• TASK INSTRUCTIONS:
Please pull out every line that includes the string "carpi".

• PROVIDED RECORDS:
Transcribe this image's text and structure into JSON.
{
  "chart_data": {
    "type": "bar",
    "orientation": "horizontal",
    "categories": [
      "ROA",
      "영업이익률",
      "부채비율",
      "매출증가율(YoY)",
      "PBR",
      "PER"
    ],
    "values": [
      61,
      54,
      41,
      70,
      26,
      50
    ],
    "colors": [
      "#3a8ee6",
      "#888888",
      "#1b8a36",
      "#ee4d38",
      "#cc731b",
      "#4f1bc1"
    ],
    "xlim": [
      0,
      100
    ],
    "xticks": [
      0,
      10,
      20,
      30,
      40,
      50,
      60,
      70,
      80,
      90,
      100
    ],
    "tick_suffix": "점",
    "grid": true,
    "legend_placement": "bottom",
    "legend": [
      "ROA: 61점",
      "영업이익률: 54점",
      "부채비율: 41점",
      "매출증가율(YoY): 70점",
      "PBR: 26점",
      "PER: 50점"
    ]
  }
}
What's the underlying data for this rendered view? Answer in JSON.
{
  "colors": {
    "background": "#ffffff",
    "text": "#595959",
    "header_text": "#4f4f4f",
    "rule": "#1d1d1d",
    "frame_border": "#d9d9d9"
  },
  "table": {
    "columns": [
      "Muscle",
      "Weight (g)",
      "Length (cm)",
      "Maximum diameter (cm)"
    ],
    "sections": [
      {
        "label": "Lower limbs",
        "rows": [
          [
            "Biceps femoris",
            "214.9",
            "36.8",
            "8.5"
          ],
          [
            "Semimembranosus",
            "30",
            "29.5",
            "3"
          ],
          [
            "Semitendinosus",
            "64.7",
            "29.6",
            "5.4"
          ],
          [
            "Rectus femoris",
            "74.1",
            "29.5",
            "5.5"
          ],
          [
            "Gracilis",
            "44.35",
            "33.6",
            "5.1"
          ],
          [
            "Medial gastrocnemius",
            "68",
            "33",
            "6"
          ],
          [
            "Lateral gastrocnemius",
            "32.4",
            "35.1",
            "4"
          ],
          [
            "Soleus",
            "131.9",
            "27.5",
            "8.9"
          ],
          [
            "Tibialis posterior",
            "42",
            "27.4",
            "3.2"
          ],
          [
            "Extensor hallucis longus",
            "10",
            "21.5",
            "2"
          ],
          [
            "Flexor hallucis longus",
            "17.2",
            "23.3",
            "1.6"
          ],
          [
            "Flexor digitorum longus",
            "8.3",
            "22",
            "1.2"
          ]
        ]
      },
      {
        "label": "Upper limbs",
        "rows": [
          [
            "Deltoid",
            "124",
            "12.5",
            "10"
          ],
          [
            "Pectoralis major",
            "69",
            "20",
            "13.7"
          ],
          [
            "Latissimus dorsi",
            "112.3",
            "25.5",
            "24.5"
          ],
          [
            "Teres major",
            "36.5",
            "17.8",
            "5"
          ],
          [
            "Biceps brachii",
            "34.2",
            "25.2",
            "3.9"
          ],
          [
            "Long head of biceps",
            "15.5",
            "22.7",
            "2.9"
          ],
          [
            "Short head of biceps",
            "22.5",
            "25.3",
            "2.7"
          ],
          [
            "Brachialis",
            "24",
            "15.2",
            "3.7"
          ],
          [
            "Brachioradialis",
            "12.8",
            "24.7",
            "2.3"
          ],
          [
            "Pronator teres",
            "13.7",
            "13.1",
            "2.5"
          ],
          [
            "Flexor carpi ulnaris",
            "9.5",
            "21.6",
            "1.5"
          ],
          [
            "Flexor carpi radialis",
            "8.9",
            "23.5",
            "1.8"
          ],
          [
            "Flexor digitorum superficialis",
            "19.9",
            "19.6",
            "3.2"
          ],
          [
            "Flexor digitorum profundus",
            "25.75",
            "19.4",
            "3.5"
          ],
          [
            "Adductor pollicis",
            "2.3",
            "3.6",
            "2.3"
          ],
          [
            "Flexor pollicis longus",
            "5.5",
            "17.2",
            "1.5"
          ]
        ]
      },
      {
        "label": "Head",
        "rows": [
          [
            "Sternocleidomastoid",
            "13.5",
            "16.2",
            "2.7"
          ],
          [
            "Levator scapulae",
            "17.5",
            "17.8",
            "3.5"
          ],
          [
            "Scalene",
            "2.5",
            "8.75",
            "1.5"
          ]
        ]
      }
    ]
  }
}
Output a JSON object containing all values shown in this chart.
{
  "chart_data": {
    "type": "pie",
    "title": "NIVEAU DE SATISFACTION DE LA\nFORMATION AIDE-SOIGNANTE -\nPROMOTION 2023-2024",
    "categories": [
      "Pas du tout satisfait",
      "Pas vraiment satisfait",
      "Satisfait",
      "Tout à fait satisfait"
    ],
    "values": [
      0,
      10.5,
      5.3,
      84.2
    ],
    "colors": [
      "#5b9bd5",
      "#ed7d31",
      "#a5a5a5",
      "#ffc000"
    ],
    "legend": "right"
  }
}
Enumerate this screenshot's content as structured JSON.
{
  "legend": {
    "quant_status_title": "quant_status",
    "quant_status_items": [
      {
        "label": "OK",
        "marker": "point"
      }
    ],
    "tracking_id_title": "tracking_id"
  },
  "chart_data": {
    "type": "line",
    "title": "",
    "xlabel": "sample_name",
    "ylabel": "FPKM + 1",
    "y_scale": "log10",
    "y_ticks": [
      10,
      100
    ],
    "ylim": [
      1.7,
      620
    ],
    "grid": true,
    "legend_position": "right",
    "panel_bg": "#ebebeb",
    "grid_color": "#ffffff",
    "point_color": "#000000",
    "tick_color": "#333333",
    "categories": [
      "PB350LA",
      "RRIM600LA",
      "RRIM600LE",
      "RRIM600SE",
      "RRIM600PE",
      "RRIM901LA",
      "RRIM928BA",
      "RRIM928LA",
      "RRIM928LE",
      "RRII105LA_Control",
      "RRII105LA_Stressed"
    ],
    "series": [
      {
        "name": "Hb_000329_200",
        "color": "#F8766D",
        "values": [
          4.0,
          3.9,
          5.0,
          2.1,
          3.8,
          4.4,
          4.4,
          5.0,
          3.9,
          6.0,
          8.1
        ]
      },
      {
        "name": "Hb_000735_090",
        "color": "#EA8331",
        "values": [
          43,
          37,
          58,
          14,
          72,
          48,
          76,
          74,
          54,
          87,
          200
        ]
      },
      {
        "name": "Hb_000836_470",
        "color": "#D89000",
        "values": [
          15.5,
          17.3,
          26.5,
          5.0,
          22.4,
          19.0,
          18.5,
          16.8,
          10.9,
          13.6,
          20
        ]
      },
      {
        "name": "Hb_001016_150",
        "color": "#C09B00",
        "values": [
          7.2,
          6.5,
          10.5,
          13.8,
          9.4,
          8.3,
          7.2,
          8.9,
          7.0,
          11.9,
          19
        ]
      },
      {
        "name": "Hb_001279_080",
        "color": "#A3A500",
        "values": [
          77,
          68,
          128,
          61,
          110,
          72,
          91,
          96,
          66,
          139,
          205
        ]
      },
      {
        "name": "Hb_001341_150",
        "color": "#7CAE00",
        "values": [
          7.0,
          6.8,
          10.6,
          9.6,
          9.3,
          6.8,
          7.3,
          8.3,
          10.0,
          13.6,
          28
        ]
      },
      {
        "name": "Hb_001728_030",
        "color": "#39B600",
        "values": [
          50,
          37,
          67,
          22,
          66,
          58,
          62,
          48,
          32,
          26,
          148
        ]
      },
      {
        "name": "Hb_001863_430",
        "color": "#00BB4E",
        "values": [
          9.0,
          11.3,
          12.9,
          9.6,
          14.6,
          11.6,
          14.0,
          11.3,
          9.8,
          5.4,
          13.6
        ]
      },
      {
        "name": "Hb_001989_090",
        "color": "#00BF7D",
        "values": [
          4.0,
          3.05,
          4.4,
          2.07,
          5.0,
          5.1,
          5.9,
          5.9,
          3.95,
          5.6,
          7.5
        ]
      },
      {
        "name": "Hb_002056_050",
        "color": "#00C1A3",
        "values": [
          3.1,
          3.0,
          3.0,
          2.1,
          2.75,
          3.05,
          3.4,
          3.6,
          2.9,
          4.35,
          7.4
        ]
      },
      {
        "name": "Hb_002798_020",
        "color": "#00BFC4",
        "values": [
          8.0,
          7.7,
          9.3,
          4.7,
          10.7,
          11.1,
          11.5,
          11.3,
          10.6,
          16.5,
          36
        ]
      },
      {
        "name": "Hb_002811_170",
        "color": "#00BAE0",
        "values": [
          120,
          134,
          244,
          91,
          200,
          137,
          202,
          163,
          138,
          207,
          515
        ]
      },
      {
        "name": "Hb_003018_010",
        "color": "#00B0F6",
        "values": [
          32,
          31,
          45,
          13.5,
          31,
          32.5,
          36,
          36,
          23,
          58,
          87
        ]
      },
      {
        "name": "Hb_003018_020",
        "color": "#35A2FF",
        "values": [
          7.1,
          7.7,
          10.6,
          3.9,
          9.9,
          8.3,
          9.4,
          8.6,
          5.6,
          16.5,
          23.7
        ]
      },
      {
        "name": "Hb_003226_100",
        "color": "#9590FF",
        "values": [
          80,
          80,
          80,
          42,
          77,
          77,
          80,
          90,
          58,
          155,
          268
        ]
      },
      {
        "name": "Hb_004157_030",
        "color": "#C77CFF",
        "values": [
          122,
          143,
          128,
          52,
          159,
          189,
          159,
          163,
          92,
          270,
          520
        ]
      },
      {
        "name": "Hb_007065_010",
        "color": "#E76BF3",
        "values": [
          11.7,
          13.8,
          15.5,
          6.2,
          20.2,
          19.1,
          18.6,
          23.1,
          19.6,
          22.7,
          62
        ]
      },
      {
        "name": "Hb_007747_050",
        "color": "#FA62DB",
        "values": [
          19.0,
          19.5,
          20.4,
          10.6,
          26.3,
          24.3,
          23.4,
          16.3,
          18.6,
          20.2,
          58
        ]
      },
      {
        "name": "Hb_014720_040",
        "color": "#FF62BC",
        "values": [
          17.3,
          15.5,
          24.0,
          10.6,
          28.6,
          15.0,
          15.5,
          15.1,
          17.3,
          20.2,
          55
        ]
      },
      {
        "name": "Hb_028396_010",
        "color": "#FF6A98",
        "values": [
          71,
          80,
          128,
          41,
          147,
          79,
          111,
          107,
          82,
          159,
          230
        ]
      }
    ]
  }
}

• REPLY TO THE TASK:
            "Flexor carpi ulnaris",
            "Flexor carpi radialis",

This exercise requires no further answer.